>> Start DOCUMENT TEXT

The most complicated issue that we are dealing with is the issue of caching in Web proxies. Existing Web proxies will not be able to understand new range units and will therefore not cache such requests. This is unfortunate and we are trying to devise two schemes – one for existing Web proxies and one for future more intelligent Web proxies – to enable proxy caching. This discussion has many dimensions – such as e.g. the ability to uniquely map time to bytes for any codec format, the ability to recompose new fragment requests from existing combined fragment requests, or the need and abilities for partial re-encoding. Mostly we are dealing with the complexities and restrictions of different codecs and encapsulation formats. Possibly, the idea of recomposition of ranges in Web proxies is too complex to realise and caching is best done by regarding each fragment as its own cacheable resource, but this hasn’t been decided yet.

We now have experts from the squid community, from YouTube/Google, HTTP experts, Web accessibility experts, SMIL experts, me from Annodex/Xiph, and a more people with diverse media backgrounds in the team. It’s a great group and we are covering the issues from all aspects. The brief update above is given from my perspective, and only lists the key issues superficially, while the discussions that we’re having on the mailing list and in meetings are much more in-depth.

I am not quite expecting us to meet the deadline of having a first working draft before the end of this month, but certainly before Christmas.

W3C Technical Plenary / Advisory Committee Meetings Week 2008

I spent last week in France, near Cannes, at the W3C TPAC meeting. This is the one big meeting that the W3C has every year to bring together all (or most) of the technical working groups and other active groups at the W3C.

>> End DOCUMENT TEXT

- _TASKS TO COMPLETE_
- a) Answer these questions from the post on Web proxy caching:
(i) What will existing Web proxies fail to understand, causing them not to cache such requests?
(ii) By what point does the writer expect a first working draft to be ready?
(iii) Where was the W3C TPAC meeting held?
- b) Write the next few sentences of the post on Web proxy caching, picking up after its final sentence about the W3C TPAC meeting.
The dataset entries are separate material, unconnected to the post on Web proxy caching.

>> Start DATA SUPPLIED

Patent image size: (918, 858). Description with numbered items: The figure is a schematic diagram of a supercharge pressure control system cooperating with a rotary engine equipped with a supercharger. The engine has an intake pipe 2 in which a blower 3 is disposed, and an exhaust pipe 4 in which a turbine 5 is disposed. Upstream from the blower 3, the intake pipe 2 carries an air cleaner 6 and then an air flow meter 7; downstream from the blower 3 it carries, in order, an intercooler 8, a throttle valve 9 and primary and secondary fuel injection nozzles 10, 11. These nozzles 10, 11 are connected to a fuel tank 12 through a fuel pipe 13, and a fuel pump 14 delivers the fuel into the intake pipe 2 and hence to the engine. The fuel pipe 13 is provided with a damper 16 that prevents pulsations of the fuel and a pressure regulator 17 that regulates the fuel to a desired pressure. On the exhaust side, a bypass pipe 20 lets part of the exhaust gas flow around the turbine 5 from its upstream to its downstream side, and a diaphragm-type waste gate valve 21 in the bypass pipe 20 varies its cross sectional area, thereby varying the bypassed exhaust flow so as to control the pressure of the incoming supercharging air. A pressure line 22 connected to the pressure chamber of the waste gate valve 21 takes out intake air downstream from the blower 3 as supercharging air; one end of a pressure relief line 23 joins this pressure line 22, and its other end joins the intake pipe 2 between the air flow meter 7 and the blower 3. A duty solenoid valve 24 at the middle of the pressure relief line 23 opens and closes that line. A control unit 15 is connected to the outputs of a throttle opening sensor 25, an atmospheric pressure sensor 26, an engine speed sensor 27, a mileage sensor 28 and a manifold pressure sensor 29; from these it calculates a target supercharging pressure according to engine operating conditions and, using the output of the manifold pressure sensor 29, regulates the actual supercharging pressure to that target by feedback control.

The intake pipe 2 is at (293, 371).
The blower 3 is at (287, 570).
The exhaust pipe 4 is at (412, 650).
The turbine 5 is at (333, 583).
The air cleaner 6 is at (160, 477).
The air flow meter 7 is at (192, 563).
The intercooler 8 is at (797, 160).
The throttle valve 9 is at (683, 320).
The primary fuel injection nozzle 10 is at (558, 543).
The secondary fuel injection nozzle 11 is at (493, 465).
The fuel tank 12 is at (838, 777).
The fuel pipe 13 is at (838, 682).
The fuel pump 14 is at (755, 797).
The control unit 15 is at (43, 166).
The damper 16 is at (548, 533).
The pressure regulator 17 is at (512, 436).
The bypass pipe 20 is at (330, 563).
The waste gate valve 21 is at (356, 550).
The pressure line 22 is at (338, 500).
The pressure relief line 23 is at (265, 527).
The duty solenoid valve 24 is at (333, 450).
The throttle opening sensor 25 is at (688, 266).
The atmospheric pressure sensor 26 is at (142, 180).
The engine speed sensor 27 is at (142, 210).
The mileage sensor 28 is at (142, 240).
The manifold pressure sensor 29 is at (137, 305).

>> End DATA SUPPLIED

- _THE REPLIES_
- a)
(i) New range units.
(ii) Before Christmas.
(iii) In France, near Cannes.

- b)
It was not my first time at a standards body meeting – I have been part of ISO/MPEG before and also of IETF, and spoken with people at IEEE and SMPTE. However, this time was different. I felt like I was with people that spoke my language. I also felt like my experience was valued and will help solving some of the future challenges for the Web. I am very excited to be an invited expert on the Media Fragments and Media Annotations working groups and be able to provide input into HTML5.

In the Media Fragments working group we are developing a URI addressing scheme that enables direct linking to media fragments, in particular temporal and spatial segments. Experience from our earlier temporal URI scheme is one of the inputs to the scheme. Currently it looks likely that we will choose a scheme that has “#” in it and then require changes to browsers, Web proxys, and servers to enable delivery of media fragments.

In the Media Annotations working group we are deciding upon an ontology to generically describe media resources – something based on Dublin Core but more extended and more appropriate for audio and video. We are currently looking at Adobe’s XMP specification.

As for HTML5 – there was not much of a discussion at the TPAC meeting about the audio and video elements (unless I missed it by attending the other groups). However, from some of the discussions it became clear to me that they are still in very early stage of specification and much can be done to help define the general architecture of how to publish video on the Web and its metadata, help define javascript APIs and DOM models, and help define accessibility.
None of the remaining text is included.